▶ _THE TASK_
Copy all lines below containing "ciboules".

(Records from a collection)
• • • • •

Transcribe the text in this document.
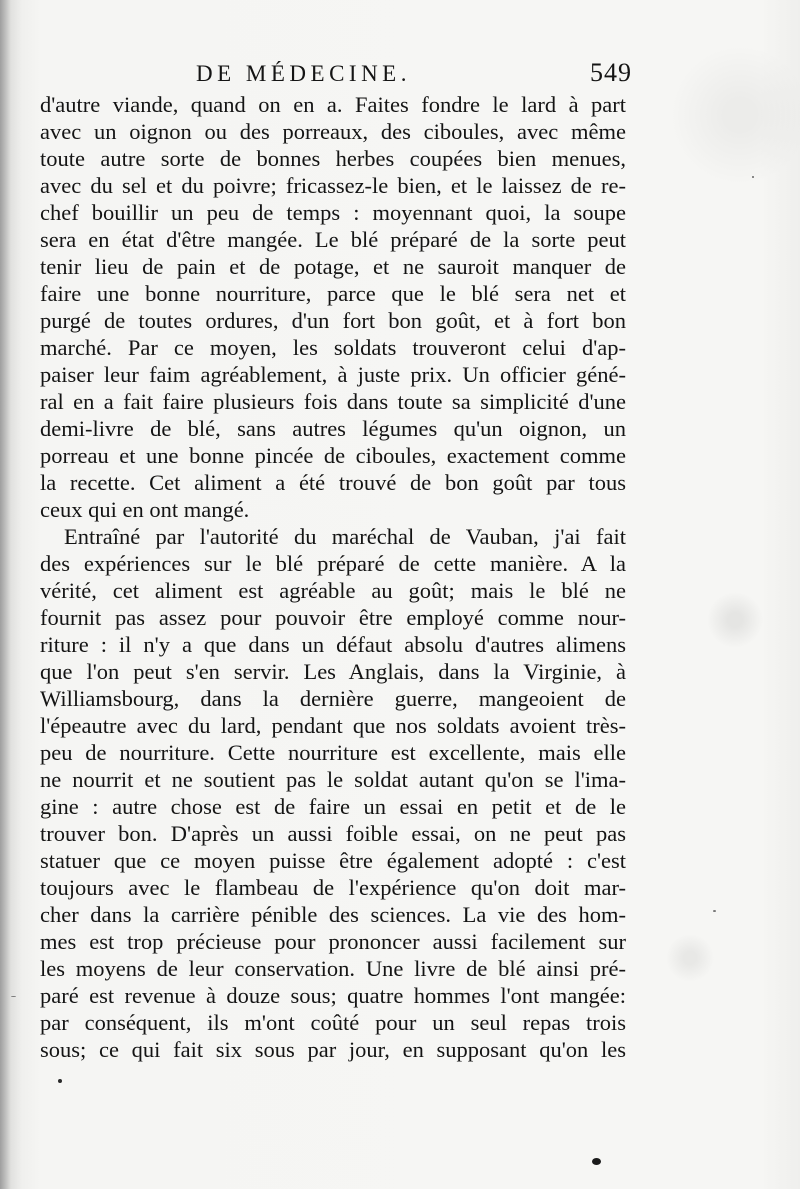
DE MÉDECINE.	549
d'autre viande, quand on en a. Faites fondre le lard à part
avec un oignon ou des porreaux, des ciboules, avec même
toute autre sorte de bonnes herbes coupées bien menues,
avec du sel et du poivre; fricassez-le bien, et le laissez de re-
chef bouillir un peu de temps : moyennant quoi, la soupe
sera en état d'être mangée. Le blé préparé de la sorte peut
tenir lieu de pain et de potage, et ne sauroit manquer de
faire une bonne nourriture, parce que le blé sera net et
purgé de toutes ordures, d'un fort bon goût, et à fort bon
marché. Par ce moyen, les soldats trouveront celui d'ap-
paiser leur faim agréablement, à juste prix. Un officier géné-
ral en a fait faire plusieurs fois dans toute sa simplicité d'une
demi-livre de blé, sans autres légumes qu'un oignon, un
porreau et une bonne pincée de ciboules, exactement comme
la recette. Cet aliment a été trouvé de bon goût par tous
ceux qui en ont mangé.
Entraîné par l'autorité du maréchal de Vauban, j'ai fait
des expériences sur le blé préparé de cette manière. A la
vérité, cet aliment est agréable au goût; mais le blé ne
fournit pas assez pour pouvoir être employé comme nour-
riture : il n'y a que dans un défaut absolu d'autres alimens
que l'on peut s'en servir. Les Anglais, dans la Virginie, à
Williamsbourg, dans la dernière guerre, mangeoient de
l'épeautre avec du lard, pendant que nos soldats avoient très-
peu de nourriture. Cette nourriture est excellente, mais elle
ne nourrit et ne soutient pas le soldat autant qu'on se l'ima-
gine : autre chose est de faire un essai en petit et de le
trouver bon. D'après un aussi foible essai, on ne peut pas
statuer que ce moyen puisse être également adopté : c'est
toujours avec le flambeau de l'expérience qu'on doit mar-
cher dans la carrière pénible des sciences. La vie des hom-
mes est trop précieuse pour prononcer aussi facilement sur
les moyens de leur conservation. Une livre de blé ainsi pré-
paré est revenue à douze sous; quatre hommes l'ont mangée:
par conséquent, ils m'ont coûté pour un seul repas trois
sous; ce qui fait six sous par jour, en supposant qu'on les
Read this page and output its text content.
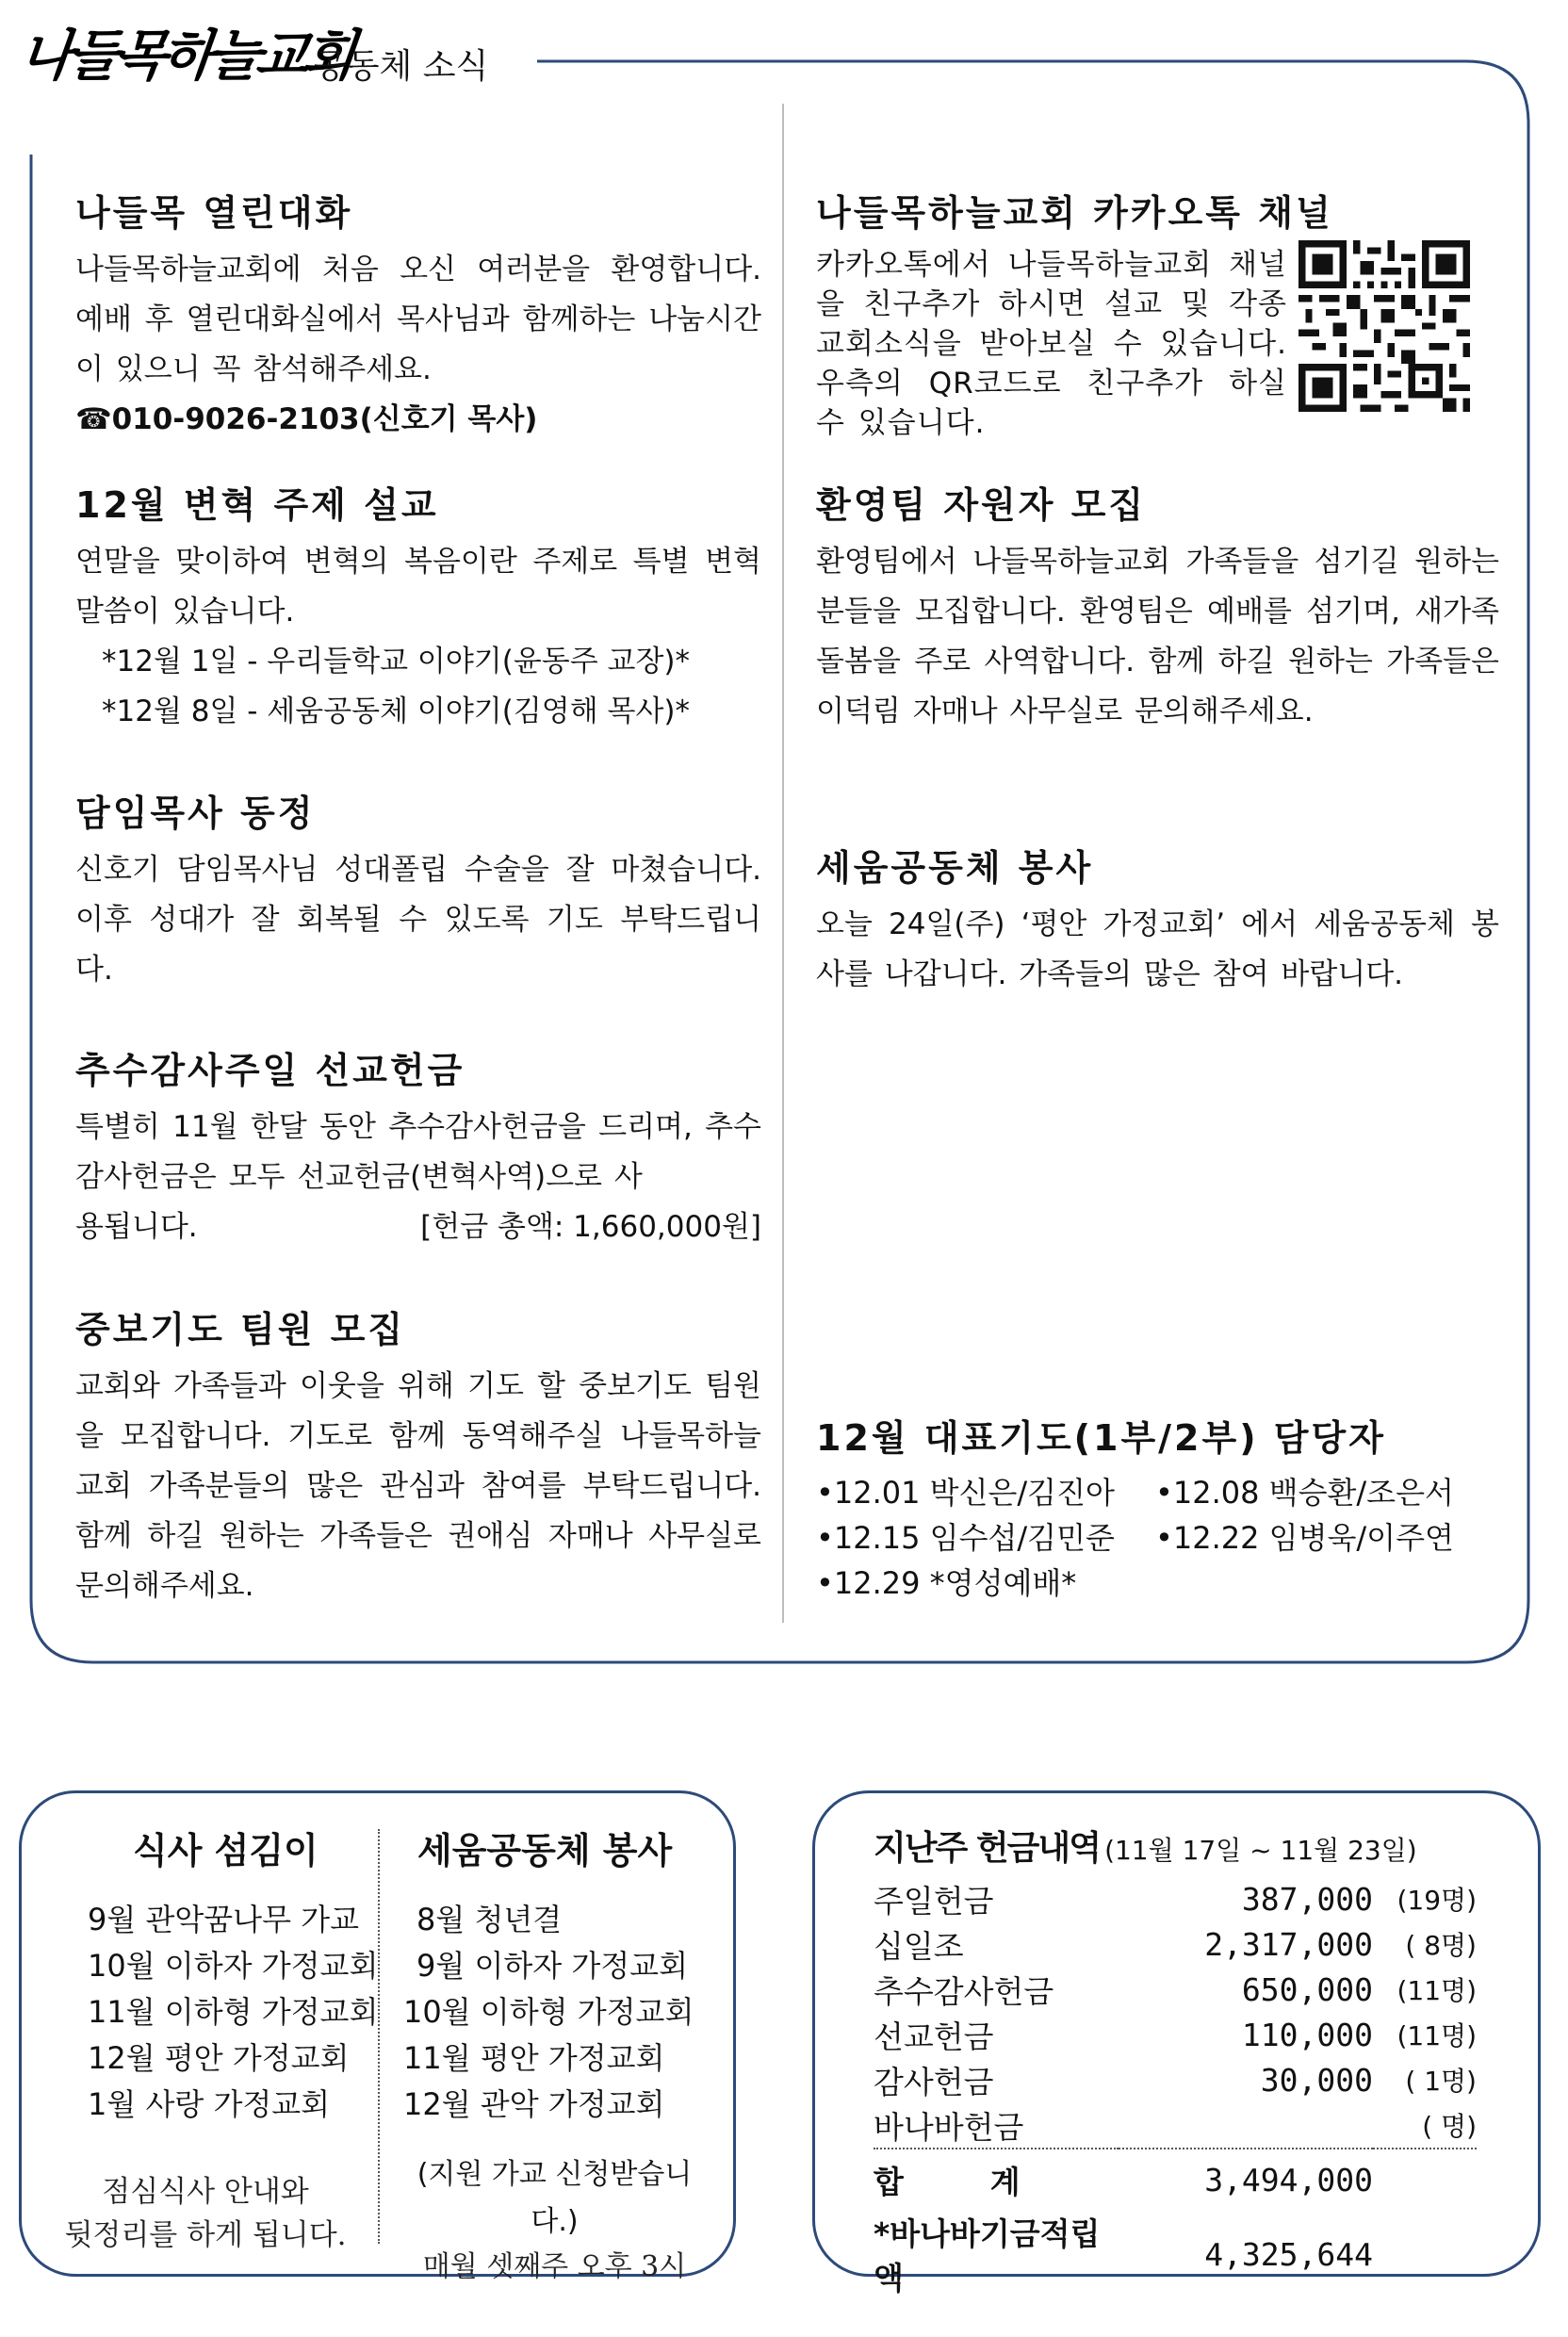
나들목하늘교회
공동체 소식
나들목 열린대화

나들목하늘교회에 처음 오신 여러분을 환영합니다. 예배 후 열린대화실에서 목사님과 함께하는 나눔시간이 있으니 꼭 참석해주세요.

☎010-9026-2103(신호기 목사)
12월 변혁 주제 설교

연말을 맞이하여 변혁의 복음이란 주제로 특별 변혁 말씀이 있습니다.

*12월 1일 - 우리들학교 이야기(윤동주 교장)*
*12월 8일 - 세움공동체 이야기(김영해 목사)*
담임목사 동정

신호기 담임목사님 성대폴립 수술을 잘 마쳤습니다. 이후 성대가 잘 회복될 수 있도록 기도 부탁드립니다.

추수감사주일 선교헌금

특별히 11월 한달 동안 추수감사헌금을 드리며, 추수감사헌금은 모두 선교헌금(변혁사역)으로 사

용됩니다.	[헌금 총액: 1,660,000원]
중보기도 팀원 모집

교회와 가족들과 이웃을 위해 기도 할 중보기도 팀원을 모집합니다. 기도로 함께 동역해주실 나들목하늘교회 가족분들의 많은 관심과 참여를 부탁드립니다. 함께 하길 원하는 가족들은 권애심 자매나 사무실로 문의해주세요.

나들목하늘교회 카카오톡 채널

카카오톡에서 나들목하늘교회 채널을 친구추가 하시면 설교 및 각종 교회소식을 받아보실 수 있습니다. 우측의 QR코드로 친구추가 하실 수 있습니다.

환영팀 자원자 모집

환영팀에서 나들목하늘교회 가족들을 섬기길 원하는 분들을 모집합니다. 환영팀은 예배를 섬기며, 새가족 돌봄을 주로 사역합니다. 함께 하길 원하는 가족들은 이덕림 자매나 사무실로 문의해주세요.

세움공동체 봉사

오늘 24일(주) ‘평안 가정교회’ 에서 세움공동체 봉사를 나갑니다. 가족들의 많은 참여 바랍니다.

12월 대표기도(1부/2부) 담당자
•12.01 박신은/김진아	•12.08 백승환/조은서
•12.15 임수섭/김민준	•12.22 임병욱/이주연
•12.29 *영성예배*
식사 섬김이
9월 관악꿈나무 가교
10월 이하자 가정교회
11월 이하형 가정교회
12월 평안 가정교회
1월 사랑 가정교회
점심식사 안내와
뒷정리를 하게 됩니다.
세움공동체 봉사
8월 청년결
9월 이하자 가정교회
10월 이하형 가정교회
11월 평안 가정교회
12월 관악 가정교회
(지원 가교 신청받습니다.)
매월 셋째주 오후 3시
지난주 헌금내역 (11월 17일 ~ 11월 23일)
주일헌금	387,000	(19명)
십일조	2,317,000	( 8명)
추수감사헌금	650,000	(11명)
선교헌금	110,000	(11명)
감사헌금	30,000	( 1명)
바나바헌금		( 명)
합        계	3,494,000	
*바나바기금적립액	4,325,644	
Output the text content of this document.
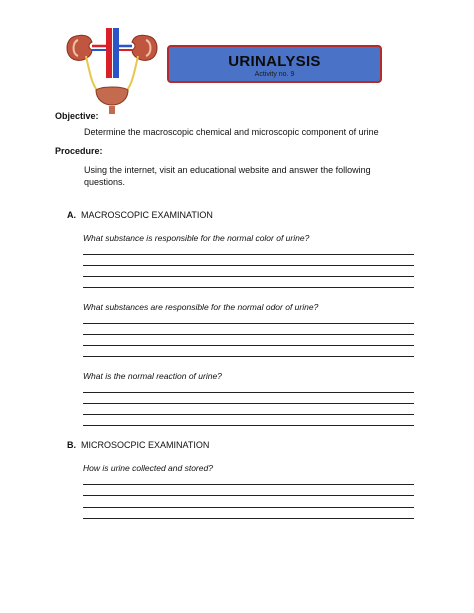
URINALYSIS
Activity no. 9
Objective:
Determine the macroscopic chemical and microscopic component of urine
Procedure:
Using the internet, visit an educational website and answer the following
questions.
A. MACROSCOPIC EXAMINATION
What substance is responsible for the normal color of urine?
What substances are responsible for the normal odor of urine?
What is the normal reaction of urine?
B. MICROSOCPIC EXAMINATION
How is urine collected and stored?
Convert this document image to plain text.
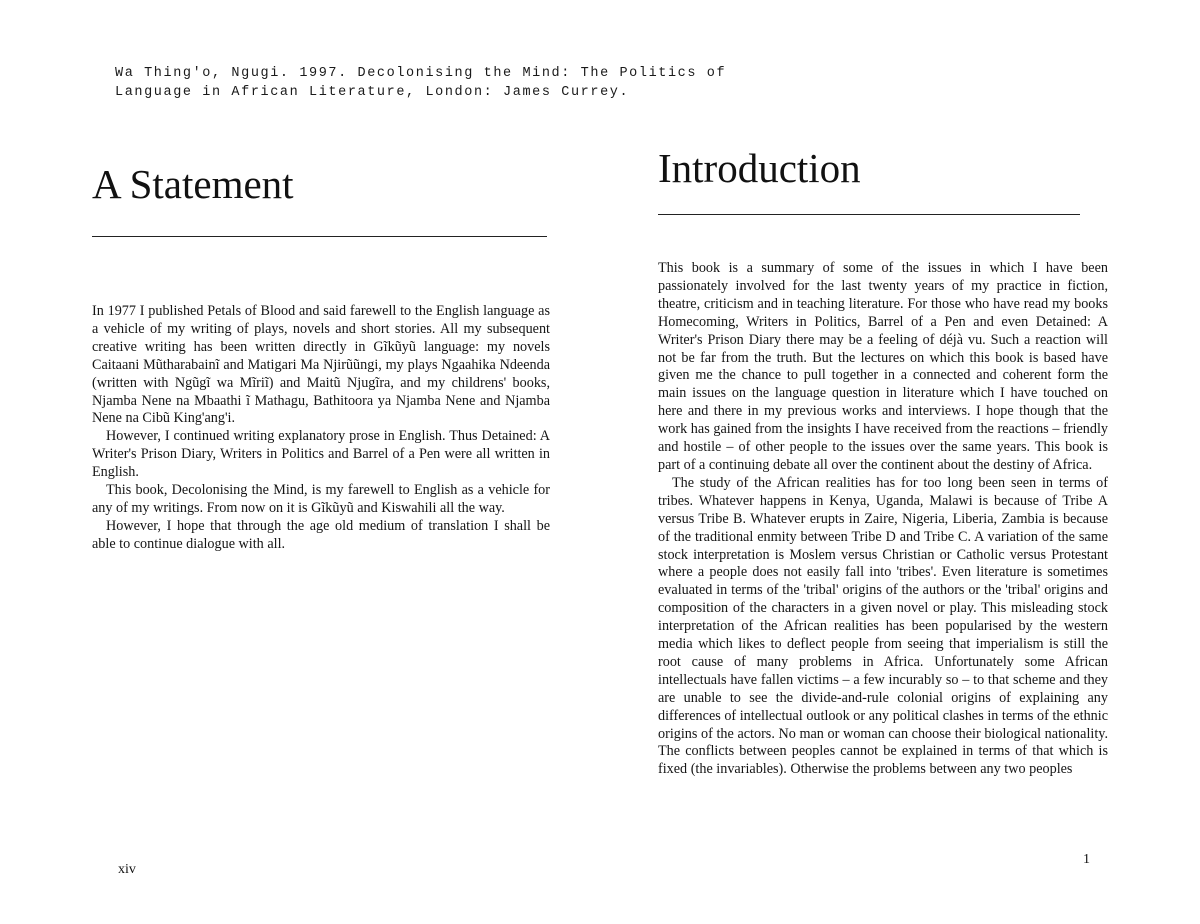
Wa Thing'o, Ngugi. 1997. Decolonising the Mind: The Politics of
Language in African Literature, London: James Currey.
A Statement

In 1977 I published Petals of Blood and said farewell to the English language as a vehicle of my writing of plays, novels and short stories. All my subsequent creative writing has been written directly in Gĩkũyũ language: my novels Caitaani Mũtharabainĩ and Matigari Ma Njirũũngi, my plays Ngaahika Ndeenda (written with Ngũgĩ wa Mĩriĩ) and Maitũ Njugĩra, and my childrens' books, Njamba Nene na Mbaathi ĩ Mathagu, Bathitoora ya Njamba Nene and Njamba Nene na Cibũ King'ang'i.

However, I continued writing explanatory prose in English. Thus Detained: A Writer's Prison Diary, Writers in Politics and Barrel of a Pen were all written in English.

This book, Decolonising the Mind, is my farewell to English as a vehicle for any of my writings. From now on it is Gĩkũyũ and Kiswahili all the way.

However, I hope that through the age old medium of translation I shall be able to continue dialogue with all.

Introduction

This book is a summary of some of the issues in which I have been passionately involved for the last twenty years of my practice in fiction, theatre, criticism and in teaching literature. For those who have read my books Homecoming, Writers in Politics, Barrel of a Pen and even Detained: A Writer's Prison Diary there may be a feeling of déjà vu. Such a reaction will not be far from the truth. But the lectures on which this book is based have given me the chance to pull together in a connected and coherent form the main issues on the language question in literature which I have touched on here and there in my previous works and interviews. I hope though that the work has gained from the insights I have received from the reactions – friendly and hostile – of other people to the issues over the same years. This book is part of a continuing debate all over the continent about the destiny of Africa.

The study of the African realities has for too long been seen in terms of tribes. Whatever happens in Kenya, Uganda, Malawi is because of Tribe A versus Tribe B. Whatever erupts in Zaire, Nigeria, Liberia, Zambia is because of the traditional enmity between Tribe D and Tribe C. A variation of the same stock interpretation is Moslem versus Christian or Catholic versus Protestant where a people does not easily fall into 'tribes'. Even literature is sometimes evaluated in terms of the 'tribal' origins of the authors or the 'tribal' origins and composition of the characters in a given novel or play. This misleading stock interpretation of the African realities has been popularised by the western media which likes to deflect people from seeing that imperialism is still the root cause of many problems in Africa. Unfortunately some African intellectuals have fallen victims – a few incurably so – to that scheme and they are unable to see the divide-and-rule colonial origins of explaining any differences of intellectual outlook or any political clashes in terms of the ethnic origins of the actors. No man or woman can choose their biological nationality. The conflicts between peoples cannot be explained in terms of that which is fixed (the invariables). Otherwise the problems between any two peoples

xiv
1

• • • • •

▶ _WRITTEN RESPONSE_
avec un oignon ou des porreaux, des ciboules, avec même
porreau et une bonne pincée de ciboules, exactement comme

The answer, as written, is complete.